-- WRITTEN EXERCISE --
Copy out every line in the entries below that includes "Both".

___ DATASET EXTRACT ___

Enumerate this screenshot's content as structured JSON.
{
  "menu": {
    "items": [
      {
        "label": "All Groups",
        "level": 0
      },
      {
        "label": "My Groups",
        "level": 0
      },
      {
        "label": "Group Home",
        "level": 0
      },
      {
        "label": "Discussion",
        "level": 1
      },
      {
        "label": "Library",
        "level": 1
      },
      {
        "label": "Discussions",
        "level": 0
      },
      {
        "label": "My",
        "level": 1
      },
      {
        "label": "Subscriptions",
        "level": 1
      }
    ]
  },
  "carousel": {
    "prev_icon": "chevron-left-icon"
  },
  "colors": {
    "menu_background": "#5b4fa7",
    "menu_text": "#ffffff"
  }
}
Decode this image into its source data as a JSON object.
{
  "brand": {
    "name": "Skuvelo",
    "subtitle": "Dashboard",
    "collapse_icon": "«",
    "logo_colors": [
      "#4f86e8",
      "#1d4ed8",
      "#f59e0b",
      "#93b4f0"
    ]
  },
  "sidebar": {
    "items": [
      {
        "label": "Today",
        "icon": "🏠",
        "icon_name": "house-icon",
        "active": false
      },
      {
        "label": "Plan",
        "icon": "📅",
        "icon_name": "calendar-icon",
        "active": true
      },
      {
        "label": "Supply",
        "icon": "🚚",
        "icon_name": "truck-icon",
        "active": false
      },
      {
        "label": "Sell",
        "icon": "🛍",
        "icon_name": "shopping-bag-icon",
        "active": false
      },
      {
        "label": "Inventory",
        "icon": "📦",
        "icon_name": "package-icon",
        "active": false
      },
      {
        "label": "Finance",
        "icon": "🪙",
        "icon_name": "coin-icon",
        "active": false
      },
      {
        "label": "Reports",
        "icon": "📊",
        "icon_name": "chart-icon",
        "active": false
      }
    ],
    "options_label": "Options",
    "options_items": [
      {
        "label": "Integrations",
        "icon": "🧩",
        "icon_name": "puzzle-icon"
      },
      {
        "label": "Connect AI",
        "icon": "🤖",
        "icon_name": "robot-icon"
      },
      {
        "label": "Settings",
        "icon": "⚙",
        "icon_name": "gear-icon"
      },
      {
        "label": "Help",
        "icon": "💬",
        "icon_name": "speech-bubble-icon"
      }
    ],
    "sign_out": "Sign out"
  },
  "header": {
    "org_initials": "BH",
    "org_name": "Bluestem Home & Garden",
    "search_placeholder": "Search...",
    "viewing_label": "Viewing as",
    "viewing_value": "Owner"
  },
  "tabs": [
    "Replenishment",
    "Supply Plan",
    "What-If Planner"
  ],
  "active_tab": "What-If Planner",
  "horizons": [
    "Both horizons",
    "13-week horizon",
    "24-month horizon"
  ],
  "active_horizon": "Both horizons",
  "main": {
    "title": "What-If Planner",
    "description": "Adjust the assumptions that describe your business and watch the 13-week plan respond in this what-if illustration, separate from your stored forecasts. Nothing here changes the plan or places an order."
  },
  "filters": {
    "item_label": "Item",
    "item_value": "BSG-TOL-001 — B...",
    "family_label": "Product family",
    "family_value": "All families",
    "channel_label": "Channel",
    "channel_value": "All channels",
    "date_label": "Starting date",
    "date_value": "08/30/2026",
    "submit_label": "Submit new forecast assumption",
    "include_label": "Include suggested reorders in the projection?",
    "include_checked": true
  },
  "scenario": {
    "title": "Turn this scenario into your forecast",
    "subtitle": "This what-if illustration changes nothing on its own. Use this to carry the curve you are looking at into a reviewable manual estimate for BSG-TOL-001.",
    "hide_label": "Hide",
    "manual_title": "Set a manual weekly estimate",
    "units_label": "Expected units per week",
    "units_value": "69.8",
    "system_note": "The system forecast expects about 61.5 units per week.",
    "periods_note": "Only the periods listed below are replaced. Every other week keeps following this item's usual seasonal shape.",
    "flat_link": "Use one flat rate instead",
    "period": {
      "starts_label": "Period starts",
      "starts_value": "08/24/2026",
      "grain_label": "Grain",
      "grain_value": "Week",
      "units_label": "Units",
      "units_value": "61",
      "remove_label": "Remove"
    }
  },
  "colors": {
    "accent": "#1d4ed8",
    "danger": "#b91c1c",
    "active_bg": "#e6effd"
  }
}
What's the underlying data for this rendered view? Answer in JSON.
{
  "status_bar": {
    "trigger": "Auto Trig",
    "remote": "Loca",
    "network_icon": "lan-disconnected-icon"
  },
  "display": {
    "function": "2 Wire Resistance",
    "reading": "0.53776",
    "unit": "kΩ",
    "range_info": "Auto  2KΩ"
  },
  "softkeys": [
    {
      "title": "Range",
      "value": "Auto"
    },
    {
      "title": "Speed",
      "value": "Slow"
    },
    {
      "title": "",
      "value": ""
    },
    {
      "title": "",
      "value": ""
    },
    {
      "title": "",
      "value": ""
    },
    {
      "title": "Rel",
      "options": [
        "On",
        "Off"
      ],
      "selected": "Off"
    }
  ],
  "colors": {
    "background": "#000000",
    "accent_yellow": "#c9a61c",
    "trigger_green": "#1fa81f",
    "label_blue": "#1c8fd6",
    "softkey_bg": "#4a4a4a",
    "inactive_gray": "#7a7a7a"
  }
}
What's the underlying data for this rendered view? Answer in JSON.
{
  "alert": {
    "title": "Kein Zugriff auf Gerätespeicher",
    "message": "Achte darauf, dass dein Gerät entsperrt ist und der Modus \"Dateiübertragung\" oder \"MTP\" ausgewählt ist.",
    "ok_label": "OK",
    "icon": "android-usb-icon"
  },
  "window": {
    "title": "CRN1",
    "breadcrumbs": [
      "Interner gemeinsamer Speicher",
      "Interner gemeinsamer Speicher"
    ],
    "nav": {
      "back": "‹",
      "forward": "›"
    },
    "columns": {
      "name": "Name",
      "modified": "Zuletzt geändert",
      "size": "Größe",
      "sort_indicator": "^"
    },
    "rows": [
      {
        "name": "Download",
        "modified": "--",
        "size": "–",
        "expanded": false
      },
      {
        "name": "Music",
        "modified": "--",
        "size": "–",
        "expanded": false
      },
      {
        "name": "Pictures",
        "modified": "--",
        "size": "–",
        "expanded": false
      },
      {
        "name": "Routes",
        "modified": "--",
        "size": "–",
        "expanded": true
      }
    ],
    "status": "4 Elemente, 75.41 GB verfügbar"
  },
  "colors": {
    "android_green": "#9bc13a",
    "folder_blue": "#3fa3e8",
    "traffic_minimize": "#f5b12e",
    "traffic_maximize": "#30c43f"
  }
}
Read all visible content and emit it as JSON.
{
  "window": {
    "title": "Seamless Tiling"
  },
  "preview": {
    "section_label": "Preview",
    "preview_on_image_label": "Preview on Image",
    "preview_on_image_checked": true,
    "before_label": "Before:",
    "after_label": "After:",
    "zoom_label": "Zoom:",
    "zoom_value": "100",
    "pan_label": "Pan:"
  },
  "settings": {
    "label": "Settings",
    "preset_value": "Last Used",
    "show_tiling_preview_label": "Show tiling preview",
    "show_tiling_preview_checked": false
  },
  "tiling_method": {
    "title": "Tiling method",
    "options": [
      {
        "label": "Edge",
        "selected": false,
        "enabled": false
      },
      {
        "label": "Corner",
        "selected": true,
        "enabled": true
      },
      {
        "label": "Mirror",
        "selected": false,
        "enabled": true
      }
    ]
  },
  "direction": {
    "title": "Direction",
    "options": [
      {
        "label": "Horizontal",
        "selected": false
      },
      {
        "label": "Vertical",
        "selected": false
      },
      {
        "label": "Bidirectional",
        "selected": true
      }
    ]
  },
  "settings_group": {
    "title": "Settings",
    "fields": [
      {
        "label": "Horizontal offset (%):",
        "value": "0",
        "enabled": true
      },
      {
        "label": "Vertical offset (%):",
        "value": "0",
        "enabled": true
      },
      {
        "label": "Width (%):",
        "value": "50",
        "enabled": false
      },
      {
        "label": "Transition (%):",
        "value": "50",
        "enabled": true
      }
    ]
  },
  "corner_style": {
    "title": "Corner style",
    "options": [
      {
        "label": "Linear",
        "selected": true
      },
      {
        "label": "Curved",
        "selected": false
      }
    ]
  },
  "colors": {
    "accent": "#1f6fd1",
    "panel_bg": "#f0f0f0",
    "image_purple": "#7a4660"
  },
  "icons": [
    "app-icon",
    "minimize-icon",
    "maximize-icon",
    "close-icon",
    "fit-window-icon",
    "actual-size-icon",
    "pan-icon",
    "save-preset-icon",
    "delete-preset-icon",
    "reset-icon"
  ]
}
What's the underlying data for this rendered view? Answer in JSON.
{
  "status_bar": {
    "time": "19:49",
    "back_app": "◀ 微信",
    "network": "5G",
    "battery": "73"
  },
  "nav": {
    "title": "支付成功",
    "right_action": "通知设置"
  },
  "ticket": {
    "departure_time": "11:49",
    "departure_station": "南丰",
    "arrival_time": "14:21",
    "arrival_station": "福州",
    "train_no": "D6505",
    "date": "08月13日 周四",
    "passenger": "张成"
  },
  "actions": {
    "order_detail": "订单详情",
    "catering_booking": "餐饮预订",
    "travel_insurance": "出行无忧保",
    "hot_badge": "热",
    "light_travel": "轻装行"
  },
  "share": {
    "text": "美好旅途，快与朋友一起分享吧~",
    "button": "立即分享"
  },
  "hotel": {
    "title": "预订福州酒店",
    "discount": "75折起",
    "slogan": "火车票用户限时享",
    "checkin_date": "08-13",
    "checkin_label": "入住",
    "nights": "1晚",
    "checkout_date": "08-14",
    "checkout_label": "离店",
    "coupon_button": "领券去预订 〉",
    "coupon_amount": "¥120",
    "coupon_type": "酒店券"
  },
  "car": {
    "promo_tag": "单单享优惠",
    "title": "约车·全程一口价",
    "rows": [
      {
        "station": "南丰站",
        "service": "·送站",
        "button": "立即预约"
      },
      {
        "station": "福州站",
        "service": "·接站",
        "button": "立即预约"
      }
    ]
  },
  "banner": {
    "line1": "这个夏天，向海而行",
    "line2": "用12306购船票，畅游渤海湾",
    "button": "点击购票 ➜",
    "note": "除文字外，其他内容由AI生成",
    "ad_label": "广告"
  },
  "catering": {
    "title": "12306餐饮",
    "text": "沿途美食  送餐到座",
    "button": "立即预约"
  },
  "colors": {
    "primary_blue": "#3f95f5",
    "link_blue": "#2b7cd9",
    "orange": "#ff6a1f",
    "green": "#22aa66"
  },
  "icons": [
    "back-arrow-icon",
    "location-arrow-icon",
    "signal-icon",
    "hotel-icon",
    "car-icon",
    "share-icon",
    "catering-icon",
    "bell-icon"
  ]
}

___

-- OUTPUT OF THE TASK --
    "Both horizons",
  "active_horizon": "Both horizons",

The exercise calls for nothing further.